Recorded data
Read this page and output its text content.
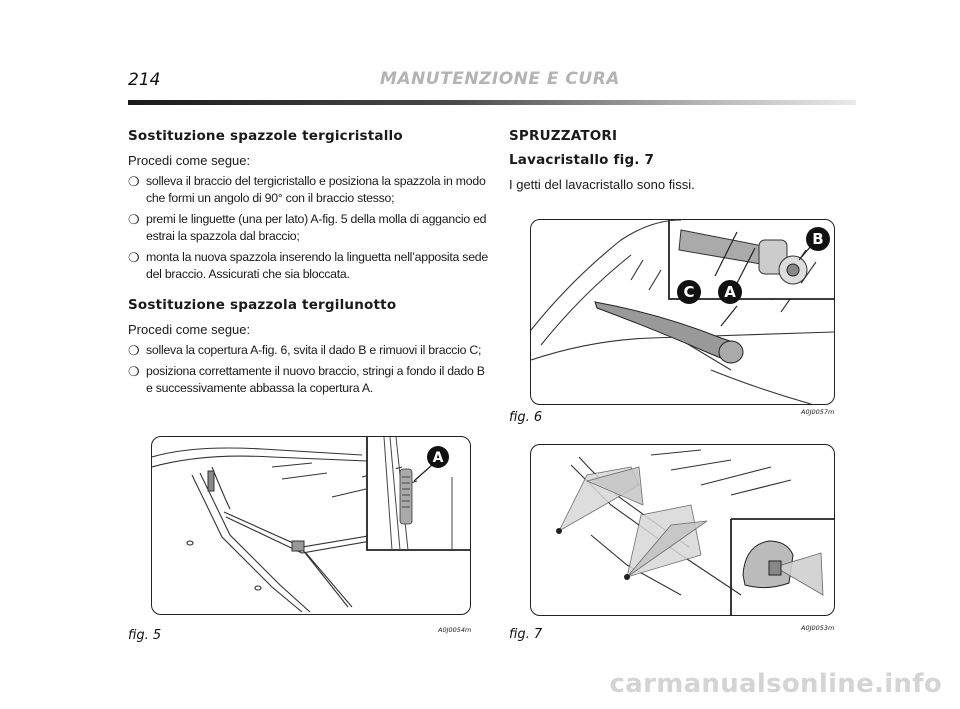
214	MANUTENZIONE E CURA
Sostituzione spazzole tergicristallo

Procedi come segue:

❍ solleva il braccio del tergicristallo e posiziona la spazzola in modo che formi un angolo di 90° con il braccio stesso;
❍ premi le linguette (una per lato) A-fig. 5 della molla di aggancio ed estrai la spazzola dal braccio;
❍ monta la nuova spazzola inserendo la linguetta nell’apposita sede del braccio. Assicurati che sia bloccata.
Sostituzione spazzola tergilunotto

Procedi come segue:

❍ solleva la copertura A-fig. 6, svita il dado B e rimuovi il braccio C;
❍ posiziona correttamente il nuovo braccio, stringi a fondo il dado B e successivamente abbassa la copertura A.
SPRUZZATORI
Lavacristallo fig. 7

I getti del lavacristallo sono fissi.

A
fig. 5	A0J0054m
B
C A
fig. 6	A0J0057m
fig. 7	A0J0053m
carmanualsonline.info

**STATED TASK:** Copy all lines from the material that contain "tergicristallo".

**OUTPUT FOR THIS TASK:**
Sostituzione spazzole tergicristallo
❍ solleva il braccio del tergicristallo e posiziona la spazzola in modo che formi un angolo di 90° con il braccio stesso;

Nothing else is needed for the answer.